Reproduce the line that holds "Extract all readable text from this page." together with all the lines after it up to the end of the entries.

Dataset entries
================================

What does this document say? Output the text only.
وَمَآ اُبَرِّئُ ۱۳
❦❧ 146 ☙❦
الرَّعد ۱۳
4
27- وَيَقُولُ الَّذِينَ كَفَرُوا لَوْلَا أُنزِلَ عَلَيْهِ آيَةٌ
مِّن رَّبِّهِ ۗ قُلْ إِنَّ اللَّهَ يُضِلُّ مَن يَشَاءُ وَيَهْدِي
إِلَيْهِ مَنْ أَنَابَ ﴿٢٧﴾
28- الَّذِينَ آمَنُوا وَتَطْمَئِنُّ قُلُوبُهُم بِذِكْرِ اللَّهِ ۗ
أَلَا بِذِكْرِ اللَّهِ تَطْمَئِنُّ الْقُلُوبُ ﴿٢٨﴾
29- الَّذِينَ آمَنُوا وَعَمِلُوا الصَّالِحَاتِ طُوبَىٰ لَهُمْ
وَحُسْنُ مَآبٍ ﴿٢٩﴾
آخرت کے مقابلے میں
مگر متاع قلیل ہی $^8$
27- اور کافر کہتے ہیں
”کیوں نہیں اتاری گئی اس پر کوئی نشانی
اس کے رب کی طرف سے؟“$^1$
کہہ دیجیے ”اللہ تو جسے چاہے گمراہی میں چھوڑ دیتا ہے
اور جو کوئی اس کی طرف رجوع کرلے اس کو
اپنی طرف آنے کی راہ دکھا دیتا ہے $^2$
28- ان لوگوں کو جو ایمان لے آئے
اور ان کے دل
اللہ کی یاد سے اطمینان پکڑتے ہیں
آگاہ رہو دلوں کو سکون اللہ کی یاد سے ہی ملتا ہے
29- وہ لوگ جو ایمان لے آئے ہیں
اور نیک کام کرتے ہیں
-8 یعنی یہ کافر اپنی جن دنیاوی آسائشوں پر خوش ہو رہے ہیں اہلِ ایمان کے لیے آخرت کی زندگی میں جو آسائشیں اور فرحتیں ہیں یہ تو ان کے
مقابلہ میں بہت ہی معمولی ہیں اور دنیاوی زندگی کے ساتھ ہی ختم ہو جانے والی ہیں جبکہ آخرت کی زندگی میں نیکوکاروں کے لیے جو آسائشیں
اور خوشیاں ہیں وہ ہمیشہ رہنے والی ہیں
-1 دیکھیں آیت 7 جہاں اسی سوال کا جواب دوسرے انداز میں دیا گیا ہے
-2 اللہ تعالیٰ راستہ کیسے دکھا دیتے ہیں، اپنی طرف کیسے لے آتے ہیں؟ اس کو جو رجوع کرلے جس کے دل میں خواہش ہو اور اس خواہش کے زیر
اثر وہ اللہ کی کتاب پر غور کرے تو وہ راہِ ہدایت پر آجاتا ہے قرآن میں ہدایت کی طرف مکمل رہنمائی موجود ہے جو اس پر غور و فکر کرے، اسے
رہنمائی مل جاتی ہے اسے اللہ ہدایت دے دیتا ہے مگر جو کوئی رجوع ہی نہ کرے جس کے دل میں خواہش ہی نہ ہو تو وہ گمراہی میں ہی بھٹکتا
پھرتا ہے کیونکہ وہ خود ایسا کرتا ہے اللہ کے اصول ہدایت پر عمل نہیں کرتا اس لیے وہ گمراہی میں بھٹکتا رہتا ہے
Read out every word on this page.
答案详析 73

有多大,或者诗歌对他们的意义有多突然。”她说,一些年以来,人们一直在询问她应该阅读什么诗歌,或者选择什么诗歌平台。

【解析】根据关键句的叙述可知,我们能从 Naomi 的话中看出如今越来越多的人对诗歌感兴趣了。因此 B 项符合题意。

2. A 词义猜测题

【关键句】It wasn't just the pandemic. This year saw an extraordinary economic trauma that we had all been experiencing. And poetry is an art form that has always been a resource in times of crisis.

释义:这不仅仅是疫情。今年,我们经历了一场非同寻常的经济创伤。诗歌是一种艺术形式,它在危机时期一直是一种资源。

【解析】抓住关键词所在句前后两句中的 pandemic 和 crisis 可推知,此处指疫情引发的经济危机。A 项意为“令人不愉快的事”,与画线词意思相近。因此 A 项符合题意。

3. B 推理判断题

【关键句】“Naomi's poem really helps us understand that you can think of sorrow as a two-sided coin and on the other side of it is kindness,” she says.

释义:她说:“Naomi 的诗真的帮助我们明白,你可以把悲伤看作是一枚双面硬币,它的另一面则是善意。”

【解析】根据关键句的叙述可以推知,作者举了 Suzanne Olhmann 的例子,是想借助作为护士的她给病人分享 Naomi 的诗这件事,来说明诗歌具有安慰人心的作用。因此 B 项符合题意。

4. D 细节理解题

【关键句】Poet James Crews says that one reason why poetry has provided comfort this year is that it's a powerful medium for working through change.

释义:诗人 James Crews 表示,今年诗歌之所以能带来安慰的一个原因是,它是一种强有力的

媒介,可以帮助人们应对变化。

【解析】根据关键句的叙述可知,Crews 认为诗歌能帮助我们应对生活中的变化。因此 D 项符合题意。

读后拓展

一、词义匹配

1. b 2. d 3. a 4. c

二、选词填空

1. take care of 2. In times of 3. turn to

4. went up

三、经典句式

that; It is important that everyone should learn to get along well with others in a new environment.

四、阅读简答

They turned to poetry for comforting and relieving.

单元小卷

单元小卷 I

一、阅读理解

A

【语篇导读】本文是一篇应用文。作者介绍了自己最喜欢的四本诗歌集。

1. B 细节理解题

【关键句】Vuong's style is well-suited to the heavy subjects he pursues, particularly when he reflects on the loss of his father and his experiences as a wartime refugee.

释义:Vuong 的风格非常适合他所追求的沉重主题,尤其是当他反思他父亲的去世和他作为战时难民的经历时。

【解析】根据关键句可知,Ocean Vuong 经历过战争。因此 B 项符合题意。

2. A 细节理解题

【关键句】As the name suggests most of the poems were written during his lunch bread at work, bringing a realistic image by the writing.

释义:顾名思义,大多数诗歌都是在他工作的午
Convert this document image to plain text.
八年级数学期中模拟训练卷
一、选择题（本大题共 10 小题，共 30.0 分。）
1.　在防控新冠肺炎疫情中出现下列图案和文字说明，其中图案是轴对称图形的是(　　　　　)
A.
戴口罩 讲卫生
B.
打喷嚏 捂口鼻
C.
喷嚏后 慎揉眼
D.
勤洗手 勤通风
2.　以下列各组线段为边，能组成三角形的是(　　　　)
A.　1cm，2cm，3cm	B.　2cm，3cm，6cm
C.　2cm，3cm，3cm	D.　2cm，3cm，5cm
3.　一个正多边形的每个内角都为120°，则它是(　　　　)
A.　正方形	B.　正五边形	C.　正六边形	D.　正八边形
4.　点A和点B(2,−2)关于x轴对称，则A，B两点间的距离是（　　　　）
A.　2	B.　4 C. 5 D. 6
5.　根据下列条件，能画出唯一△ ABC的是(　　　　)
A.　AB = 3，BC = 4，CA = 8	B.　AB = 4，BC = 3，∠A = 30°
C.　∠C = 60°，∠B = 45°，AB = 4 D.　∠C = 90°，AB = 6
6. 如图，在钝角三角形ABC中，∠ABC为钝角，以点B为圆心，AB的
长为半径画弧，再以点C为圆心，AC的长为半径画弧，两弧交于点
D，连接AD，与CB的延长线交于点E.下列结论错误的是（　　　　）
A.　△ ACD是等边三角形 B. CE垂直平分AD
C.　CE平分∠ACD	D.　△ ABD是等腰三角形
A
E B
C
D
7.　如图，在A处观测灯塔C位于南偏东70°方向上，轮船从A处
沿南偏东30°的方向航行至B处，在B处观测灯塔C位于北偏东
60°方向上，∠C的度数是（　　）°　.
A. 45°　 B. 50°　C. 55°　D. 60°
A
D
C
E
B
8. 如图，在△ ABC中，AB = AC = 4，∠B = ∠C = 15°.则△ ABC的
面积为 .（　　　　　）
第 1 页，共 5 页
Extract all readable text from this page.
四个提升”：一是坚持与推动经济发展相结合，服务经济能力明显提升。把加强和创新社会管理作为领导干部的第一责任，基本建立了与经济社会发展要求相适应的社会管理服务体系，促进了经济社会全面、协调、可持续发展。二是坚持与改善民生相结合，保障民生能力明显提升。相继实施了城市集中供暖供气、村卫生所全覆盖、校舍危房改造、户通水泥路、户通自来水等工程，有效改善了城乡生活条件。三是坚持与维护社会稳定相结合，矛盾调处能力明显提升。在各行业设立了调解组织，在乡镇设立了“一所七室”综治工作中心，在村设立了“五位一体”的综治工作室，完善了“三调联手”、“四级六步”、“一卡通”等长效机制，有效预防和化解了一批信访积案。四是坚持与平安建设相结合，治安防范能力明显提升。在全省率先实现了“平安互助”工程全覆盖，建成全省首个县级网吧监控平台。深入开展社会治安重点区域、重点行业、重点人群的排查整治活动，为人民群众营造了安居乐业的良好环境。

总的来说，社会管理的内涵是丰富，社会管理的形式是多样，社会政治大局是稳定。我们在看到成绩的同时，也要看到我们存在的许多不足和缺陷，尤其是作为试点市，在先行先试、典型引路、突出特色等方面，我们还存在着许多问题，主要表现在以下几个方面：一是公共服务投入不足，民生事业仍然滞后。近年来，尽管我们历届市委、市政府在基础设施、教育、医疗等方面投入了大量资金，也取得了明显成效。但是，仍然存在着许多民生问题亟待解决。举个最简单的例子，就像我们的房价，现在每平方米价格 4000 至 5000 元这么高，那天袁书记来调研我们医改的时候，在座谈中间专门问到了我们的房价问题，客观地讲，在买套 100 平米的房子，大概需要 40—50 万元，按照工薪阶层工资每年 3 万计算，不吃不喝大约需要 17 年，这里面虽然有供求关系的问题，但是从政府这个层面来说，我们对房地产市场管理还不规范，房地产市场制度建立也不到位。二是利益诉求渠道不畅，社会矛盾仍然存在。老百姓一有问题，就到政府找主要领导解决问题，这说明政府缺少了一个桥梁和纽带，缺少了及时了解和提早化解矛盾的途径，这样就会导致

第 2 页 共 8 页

================================

● RESPONSE TO THIS EXERCISE
Extract all readable text from this page.
四个提升”：一是坚持与推动经济发展相结合，服务经济能力明显提升。把加强和创新社会管理作为领导干部的第一责任，基本建立了与经济社会发展要求相适应的社会管理服务体系，促进了经济社会全面、协调、可持续发展。二是坚持与改善民生相结合，保障民生能力明显提升。相继实施了城市集中供暖供气、村卫生所全覆盖、校舍危房改造、户通水泥路、户通自来水等工程，有效改善了城乡生活条件。三是坚持与维护社会稳定相结合，矛盾调处能力明显提升。在各行业设立了调解组织，在乡镇设立了“一所七室”综治工作中心，在村设立了“五位一体”的综治工作室，完善了“三调联手”、“四级六步”、“一卡通”等长效机制，有效预防和化解了一批信访积案。四是坚持与平安建设相结合，治安防范能力明显提升。在全省率先实现了“平安互助”工程全覆盖，建成全省首个县级网吧监控平台。深入开展社会治安重点区域、重点行业、重点人群的排查整治活动，为人民群众营造了安居乐业的良好环境。

总的来说，社会管理的内涵是丰富，社会管理的形式是多样，社会政治大局是稳定。我们在看到成绩的同时，也要看到我们存在的许多不足和缺陷，尤其是作为试点市，在先行先试、典型引路、突出特色等方面，我们还存在着许多问题，主要表现在以下几个方面：一是公共服务投入不足，民生事业仍然滞后。近年来，尽管我们历届市委、市政府在基础设施、教育、医疗等方面投入了大量资金，也取得了明显成效。但是，仍然存在着许多民生问题亟待解决。举个最简单的例子，就像我们的房价，现在每平方米价格 4000 至 5000 元这么高，那天袁书记来调研我们医改的时候，在座谈中间专门问到了我们的房价问题，客观地讲，在买套 100 平米的房子，大概需要 40—50 万元，按照工薪阶层工资每年 3 万计算，不吃不喝大约需要 17 年，这里面虽然有供求关系的问题，但是从政府这个层面来说，我们对房地产市场管理还不规范，房地产市场制度建立也不到位。二是利益诉求渠道不畅，社会矛盾仍然存在。老百姓一有问题，就到政府找主要领导解决问题，这说明政府缺少了一个桥梁和纽带，缺少了及时了解和提早化解矛盾的途径，这样就会导致

第 2 页 共 8 页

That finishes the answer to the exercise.